→ **REQUIREMENTS**
Copy the items word for word from the first line through the line containing "toggle-knob — [439, 355, 473, 389]", including both of those lines.

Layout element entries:
++++

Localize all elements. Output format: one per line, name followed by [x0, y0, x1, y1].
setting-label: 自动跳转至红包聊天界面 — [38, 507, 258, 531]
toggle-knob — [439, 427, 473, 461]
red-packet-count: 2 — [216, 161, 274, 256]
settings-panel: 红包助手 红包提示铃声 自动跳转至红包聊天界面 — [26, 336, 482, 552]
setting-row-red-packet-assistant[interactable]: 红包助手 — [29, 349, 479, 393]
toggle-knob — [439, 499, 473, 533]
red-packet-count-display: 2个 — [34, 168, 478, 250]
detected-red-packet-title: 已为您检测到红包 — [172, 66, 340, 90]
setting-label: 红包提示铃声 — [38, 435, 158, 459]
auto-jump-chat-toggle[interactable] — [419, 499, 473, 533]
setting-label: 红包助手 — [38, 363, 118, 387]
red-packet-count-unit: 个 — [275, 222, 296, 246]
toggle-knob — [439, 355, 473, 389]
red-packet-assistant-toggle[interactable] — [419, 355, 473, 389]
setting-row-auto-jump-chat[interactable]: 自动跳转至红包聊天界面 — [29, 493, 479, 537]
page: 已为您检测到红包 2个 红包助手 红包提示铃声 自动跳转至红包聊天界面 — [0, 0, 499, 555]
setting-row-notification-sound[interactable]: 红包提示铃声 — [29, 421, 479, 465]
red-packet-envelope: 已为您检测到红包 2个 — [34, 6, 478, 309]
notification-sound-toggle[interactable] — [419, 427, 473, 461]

++++

→ **THE REPLY**
Localize all elements. Output format: one per line, name followed by [x0, y0, x1, y1].
setting-label: 自动跳转至红包聊天界面 — [38, 507, 258, 531]
toggle-knob — [439, 427, 473, 461]
red-packet-count: 2 — [216, 161, 274, 256]
settings-panel: 红包助手 红包提示铃声 自动跳转至红包聊天界面 — [26, 336, 482, 552]
setting-row-red-packet-assistant[interactable]: 红包助手 — [29, 349, 479, 393]
toggle-knob — [439, 499, 473, 533]
red-packet-count-display: 2个 — [34, 168, 478, 250]
detected-red-packet-title: 已为您检测到红包 — [172, 66, 340, 90]
setting-label: 红包提示铃声 — [38, 435, 158, 459]
auto-jump-chat-toggle[interactable] — [419, 499, 473, 533]
setting-label: 红包助手 — [38, 363, 118, 387]
red-packet-count-unit: 个 — [275, 222, 296, 246]
toggle-knob — [439, 355, 473, 389]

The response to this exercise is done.